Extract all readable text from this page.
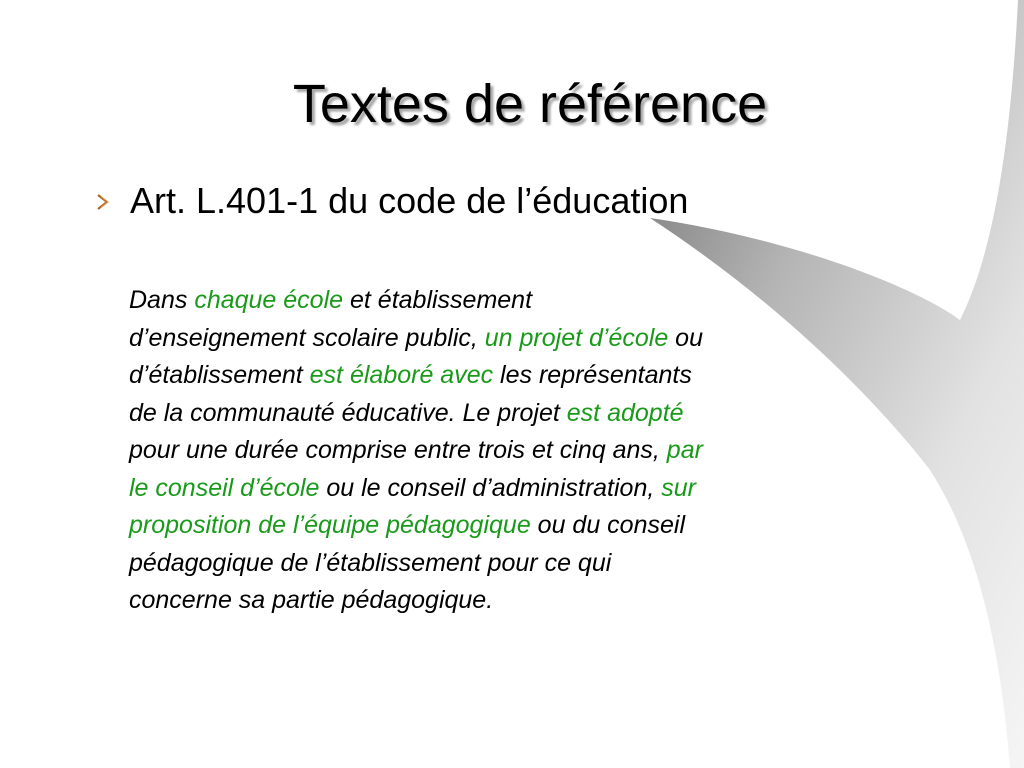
Textes de référence
Art. L.401-1 du code de l’éducation
Dans chaque école et établissement
d’enseignement scolaire public, un projet d’école ou
d’établissement est élaboré avec les représentants
de la communauté éducative. Le projet est adopté
pour une durée comprise entre trois et cinq ans, par
le conseil d’école ou le conseil d’administration, sur
proposition de l’équipe pédagogique ou du conseil
pédagogique de l’établissement pour ce qui
concerne sa partie pédagogique.
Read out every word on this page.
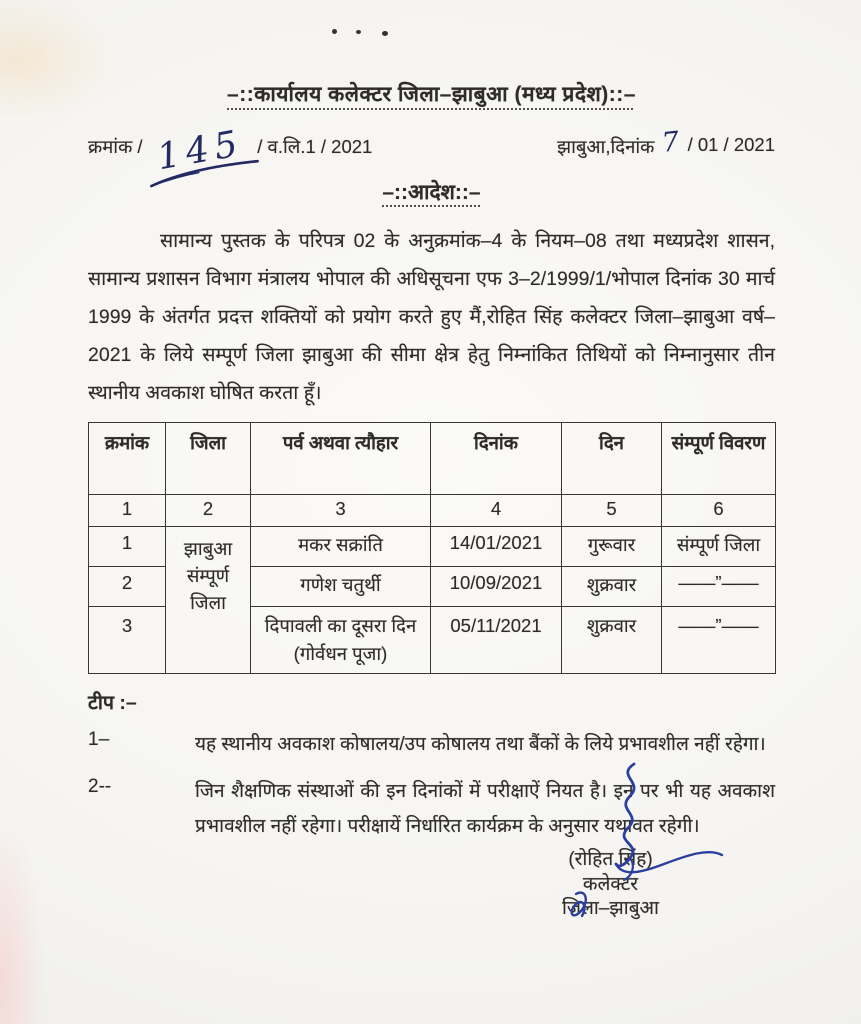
–::कार्यालय कलेक्टर जिला–झाबुआ (मध्य प्रदेश)::–
क्रमांक / 145 / व.लि.1 / 2021	झाबुआ,दिनांक 7 / 01 / 2021
–::आदेश::–

सामान्य पुस्तक के परिपत्र 02 के अनुक्रमांक–4 के नियम–08 तथा मध्यप्रदेश शासन, सामान्य प्रशासन विभाग मंत्रालय भोपाल की अधिसूचना एफ 3–2/1999/1/भोपाल दिनांक 30 मार्च 1999 के अंतर्गत प्रदत्त शक्तियों को प्रयोग करते हुए मैं,रोहित सिंह कलेक्टर जिला–झाबुआ वर्ष–2021 के लिये सम्पूर्ण जिला झाबुआ की सीमा क्षेत्र हेतु निम्नांकित तिथियों को निम्नानुसार तीन स्थानीय अवकाश घोषित करता हूँ।

क्रमांक	जिला	पर्व अथवा त्यौहार	दिनांक	दिन	संम्पूर्ण विवरण
1	2	3	4	5	6
1	झाबुआ संम्पूर्ण जिला	मकर सक्रांति	14/01/2021	गुरूवार	संम्पूर्ण जिला
2		गणेश चतुर्थी	10/09/2021	शुक्रवार	——”——
3		दिपावली का दूसरा दिन (गोर्वधन पूजा)	05/11/2021	शुक्रवार	——”——
टीप :–
1–	यह स्थानीय अवकाश कोषालय/उप कोषालय तथा बैंकों के लिये प्रभावशील नहीं रहेगा।
2--	जिन शैक्षणिक संस्थाओं की इन दिनांकों में परीक्षाऐं नियत है। इन पर भी यह अवकाश प्रभावशील नहीं रहेगा। परीक्षायें निर्धारित कार्यक्रम के अनुसार यथावत रहेगी।
(रोहित सिंह)
कलेक्टर
जिला–झाबुआ
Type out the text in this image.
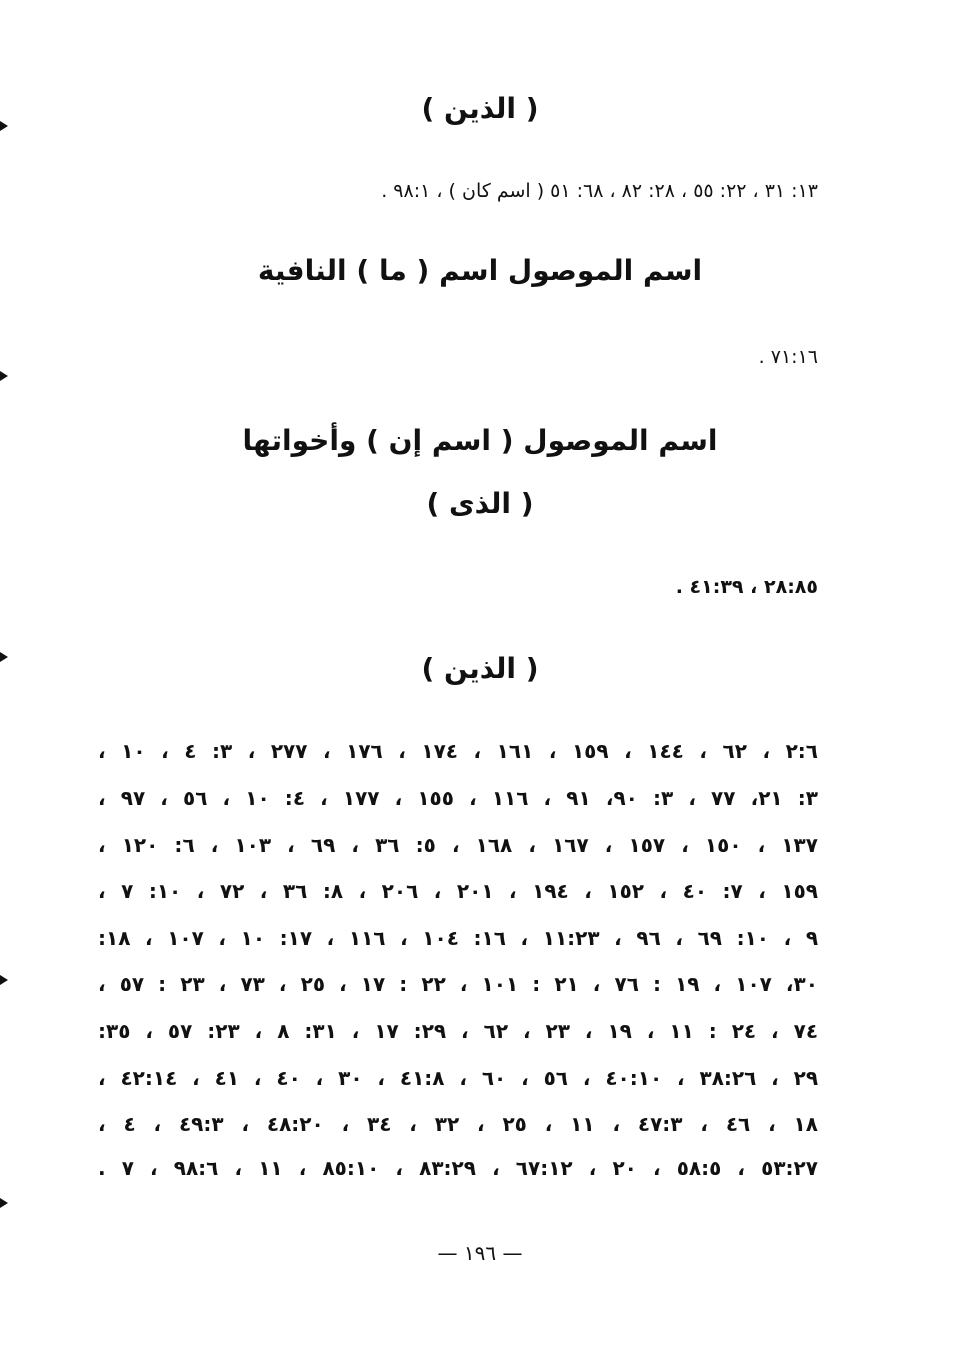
( الذين )
١٣: ٣١ ، ٢٢: ٥٥ ، ٢٨: ٨٢ ، ٦٨: ٥١ ( اسم كان ) ، ٩٨:١ .
اسم الموصول اسم ( ما ) النافية
٧١:١٦ .
اسم الموصول ( اسم إن ) وأخواتها
( الذى )
٢٨:٨٥ ، ٤١:٣٩ .
( الذين )
٢:٦ ، ٦٢ ، ١٤٤ ، ١٥٩ ، ١٦١ ، ١٧٤ ، ١٧٦ ، ٢٧٧ ، ٣: ٤ ، ١٠ ،
٣: ٢١، ٧٧ ، ٣: ٩٠، ٩١ ، ١١٦ ، ١٥٥ ، ١٧٧ ، ٤: ١٠ ، ٥٦ ، ٩٧ ،
١٣٧ ، ١٥٠ ، ١٥٧ ، ١٦٧ ، ١٦٨ ، ٥: ٣٦ ، ٦٩ ، ١٠٣ ، ٦: ١٢٠ ،
١٥٩ ، ٧: ٤٠ ، ١٥٢ ، ١٩٤ ، ٢٠١ ، ٢٠٦ ، ٨: ٣٦ ، ٧٢ ، ١٠: ٧ ،
٩ ، ١٠: ٦٩ ، ٩٦ ، ١١:٢٣ ، ١٦: ١٠٤ ، ١١٦ ، ١٧: ١٠ ، ١٠٧ ، ١٨:
٣٠، ١٠٧ ، ١٩ : ٧٦ ، ٢١ : ١٠١ ، ٢٢ : ١٧ ، ٢٥ ، ٧٣ ، ٢٣ : ٥٧ ،
٧٤ ، ٢٤ : ١١ ، ١٩ ، ٢٣ ، ٦٢ ، ٢٩: ١٧ ، ٣١: ٨ ، ٢٣: ٥٧ ، ٣٥:
٢٩ ، ٣٨:٢٦ ، ٤٠:١٠ ، ٥٦ ، ٦٠ ، ٤١:٨ ، ٣٠ ، ٤٠ ، ٤١ ، ٤٢:١٤ ،
١٨ ، ٤٦ ، ٤٧:٣ ، ١١ ، ٢٥ ، ٣٢ ، ٣٤ ، ٤٨:٢٠ ، ٤٩:٣ ، ٤ ،
٥٣:٢٧ ، ٥٨:٥ ، ٢٠ ، ٦٧:١٢ ، ٨٣:٢٩ ، ٨٥:١٠ ، ١١ ، ٩٨:٦ ، ٧ .
— ١٩٦ —
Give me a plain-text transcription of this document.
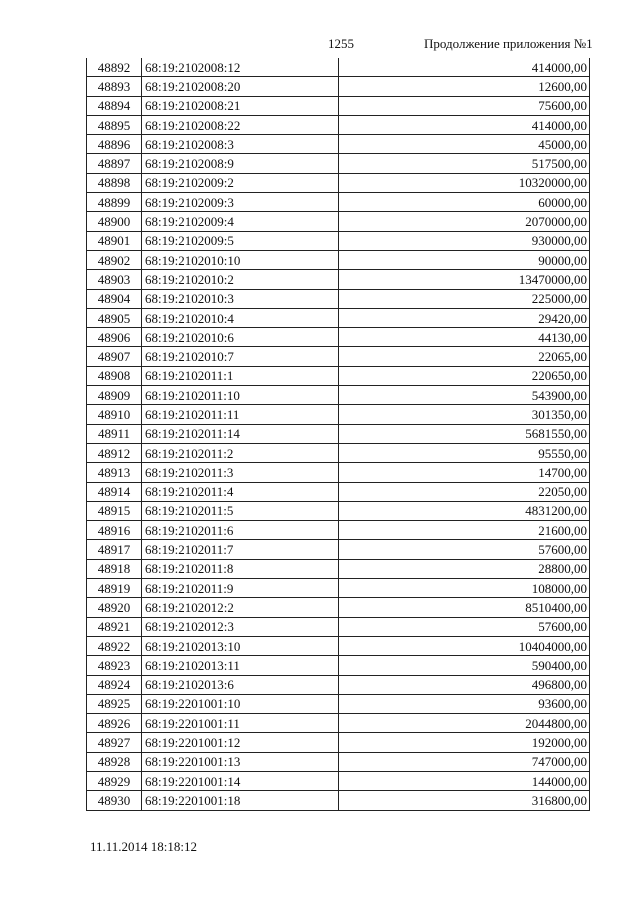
1255	Продолжение приложения №1
48892	68:19:2102008:12	414000,00
48893	68:19:2102008:20	12600,00
48894	68:19:2102008:21	75600,00
48895	68:19:2102008:22	414000,00
48896	68:19:2102008:3	45000,00
48897	68:19:2102008:9	517500,00
48898	68:19:2102009:2	10320000,00
48899	68:19:2102009:3	60000,00
48900	68:19:2102009:4	2070000,00
48901	68:19:2102009:5	930000,00
48902	68:19:2102010:10	90000,00
48903	68:19:2102010:2	13470000,00
48904	68:19:2102010:3	225000,00
48905	68:19:2102010:4	29420,00
48906	68:19:2102010:6	44130,00
48907	68:19:2102010:7	22065,00
48908	68:19:2102011:1	220650,00
48909	68:19:2102011:10	543900,00
48910	68:19:2102011:11	301350,00
48911	68:19:2102011:14	5681550,00
48912	68:19:2102011:2	95550,00
48913	68:19:2102011:3	14700,00
48914	68:19:2102011:4	22050,00
48915	68:19:2102011:5	4831200,00
48916	68:19:2102011:6	21600,00
48917	68:19:2102011:7	57600,00
48918	68:19:2102011:8	28800,00
48919	68:19:2102011:9	108000,00
48920	68:19:2102012:2	8510400,00
48921	68:19:2102012:3	57600,00
48922	68:19:2102013:10	10404000,00
48923	68:19:2102013:11	590400,00
48924	68:19:2102013:6	496800,00
48925	68:19:2201001:10	93600,00
48926	68:19:2201001:11	2044800,00
48927	68:19:2201001:12	192000,00
48928	68:19:2201001:13	747000,00
48929	68:19:2201001:14	144000,00
48930	68:19:2201001:18	316800,00
11.11.2014 18:18:12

### TASK INSTRUCTIONS
All of the data above should be transcribed verbatim, with pictures omitted.

### OUTPUT
Extract all readable text from this page.
Textes de référence
Art. L.401-1 du code de l’éducation
Dans chaque école et établissement
d’enseignement scolaire public, un projet d’école ou
d’établissement est élaboré avec les représentants
de la communauté éducative. Le projet est adopté
pour une durée comprise entre trois et cinq ans, par
le conseil d’école ou le conseil d’administration, sur
proposition de l’équipe pédagogique ou du conseil
pédagogique de l’établissement pour ce qui
concerne sa partie pédagogique.
Read out every word on this page.
–::कार्यालय कलेक्टर जिला–झाबुआ (मध्य प्रदेश)::–
क्रमांक / 145 / व.लि.1 / 2021	झाबुआ,दिनांक 7 / 01 / 2021
–::आदेश::–

सामान्य पुस्तक के परिपत्र 02 के अनुक्रमांक–4 के नियम–08 तथा मध्यप्रदेश शासन, सामान्य प्रशासन विभाग मंत्रालय भोपाल की अधिसूचना एफ 3–2/1999/1/भोपाल दिनांक 30 मार्च 1999 के अंतर्गत प्रदत्त शक्तियों को प्रयोग करते हुए मैं,रोहित सिंह कलेक्टर जिला–झाबुआ वर्ष–2021 के लिये सम्पूर्ण जिला झाबुआ की सीमा क्षेत्र हेतु निम्नांकित तिथियों को निम्नानुसार तीन स्थानीय अवकाश घोषित करता हूँ।

क्रमांक	जिला	पर्व अथवा त्यौहार	दिनांक	दिन	संम्पूर्ण विवरण
1	2	3	4	5	6
1	झाबुआ संम्पूर्ण जिला	मकर सक्रांति	14/01/2021	गुरूवार	संम्पूर्ण जिला
2		गणेश चतुर्थी	10/09/2021	शुक्रवार	——”——
3		दिपावली का दूसरा दिन (गोर्वधन पूजा)	05/11/2021	शुक्रवार	——”——
टीप :–
1–	यह स्थानीय अवकाश कोषालय/उप कोषालय तथा बैंकों के लिये प्रभावशील नहीं रहेगा।
2--	जिन शैक्षणिक संस्थाओं की इन दिनांकों में परीक्षाऐं नियत है। इन पर भी यह अवकाश प्रभावशील नहीं रहेगा। परीक्षायें निर्धारित कार्यक्रम के अनुसार यथावत रहेगी।
(रोहित सिंह)
कलेक्टर
जिला–झाबुआ
Type out the text in this image.
( الذين )
١٣: ٣١ ، ٢٢: ٥٥ ، ٢٨: ٨٢ ، ٦٨: ٥١ ( اسم كان ) ، ٩٨:١ .
اسم الموصول اسم ( ما ) النافية
٧١:١٦ .
اسم الموصول ( اسم إن ) وأخواتها
( الذى )
٢٨:٨٥ ، ٤١:٣٩ .
( الذين )
٢:٦ ، ٦٢ ، ١٤٤ ، ١٥٩ ، ١٦١ ، ١٧٤ ، ١٧٦ ، ٢٧٧ ، ٣: ٤ ، ١٠ ،
٣: ٢١، ٧٧ ، ٣: ٩٠، ٩١ ، ١١٦ ، ١٥٥ ، ١٧٧ ، ٤: ١٠ ، ٥٦ ، ٩٧ ،
١٣٧ ، ١٥٠ ، ١٥٧ ، ١٦٧ ، ١٦٨ ، ٥: ٣٦ ، ٦٩ ، ١٠٣ ، ٦: ١٢٠ ،
١٥٩ ، ٧: ٤٠ ، ١٥٢ ، ١٩٤ ، ٢٠١ ، ٢٠٦ ، ٨: ٣٦ ، ٧٢ ، ١٠: ٧ ،
٩ ، ١٠: ٦٩ ، ٩٦ ، ١١:٢٣ ، ١٦: ١٠٤ ، ١١٦ ، ١٧: ١٠ ، ١٠٧ ، ١٨:
٣٠، ١٠٧ ، ١٩ : ٧٦ ، ٢١ : ١٠١ ، ٢٢ : ١٧ ، ٢٥ ، ٧٣ ، ٢٣ : ٥٧ ،
٧٤ ، ٢٤ : ١١ ، ١٩ ، ٢٣ ، ٦٢ ، ٢٩: ١٧ ، ٣١: ٨ ، ٢٣: ٥٧ ، ٣٥:
٢٩ ، ٣٨:٢٦ ، ٤٠:١٠ ، ٥٦ ، ٦٠ ، ٤١:٨ ، ٣٠ ، ٤٠ ، ٤١ ، ٤٢:١٤ ،
١٨ ، ٤٦ ، ٤٧:٣ ، ١١ ، ٢٥ ، ٣٢ ، ٣٤ ، ٤٨:٢٠ ، ٤٩:٣ ، ٤ ،
٥٣:٢٧ ، ٥٨:٥ ، ٢٠ ، ٦٧:١٢ ، ٨٣:٢٩ ، ٨٥:١٠ ، ١١ ، ٩٨:٦ ، ٧ .
— ١٩٦ —
Give me a plain-text transcription of this document.
1255	Продолжение приложения №1
48892	68:19:2102008:12	414000,00
48893	68:19:2102008:20	12600,00
48894	68:19:2102008:21	75600,00
48895	68:19:2102008:22	414000,00
48896	68:19:2102008:3	45000,00
48897	68:19:2102008:9	517500,00
48898	68:19:2102009:2	10320000,00
48899	68:19:2102009:3	60000,00
48900	68:19:2102009:4	2070000,00
48901	68:19:2102009:5	930000,00
48902	68:19:2102010:10	90000,00
48903	68:19:2102010:2	13470000,00
48904	68:19:2102010:3	225000,00
48905	68:19:2102010:4	29420,00
48906	68:19:2102010:6	44130,00
48907	68:19:2102010:7	22065,00
48908	68:19:2102011:1	220650,00
48909	68:19:2102011:10	543900,00
48910	68:19:2102011:11	301350,00
48911	68:19:2102011:14	5681550,00
48912	68:19:2102011:2	95550,00
48913	68:19:2102011:3	14700,00
48914	68:19:2102011:4	22050,00
48915	68:19:2102011:5	4831200,00
48916	68:19:2102011:6	21600,00
48917	68:19:2102011:7	57600,00
48918	68:19:2102011:8	28800,00
48919	68:19:2102011:9	108000,00
48920	68:19:2102012:2	8510400,00
48921	68:19:2102012:3	57600,00
48922	68:19:2102013:10	10404000,00
48923	68:19:2102013:11	590400,00
48924	68:19:2102013:6	496800,00
48925	68:19:2201001:10	93600,00
48926	68:19:2201001:11	2044800,00
48927	68:19:2201001:12	192000,00
48928	68:19:2201001:13	747000,00
48929	68:19:2201001:14	144000,00
48930	68:19:2201001:18	316800,00
11.11.2014 18:18:12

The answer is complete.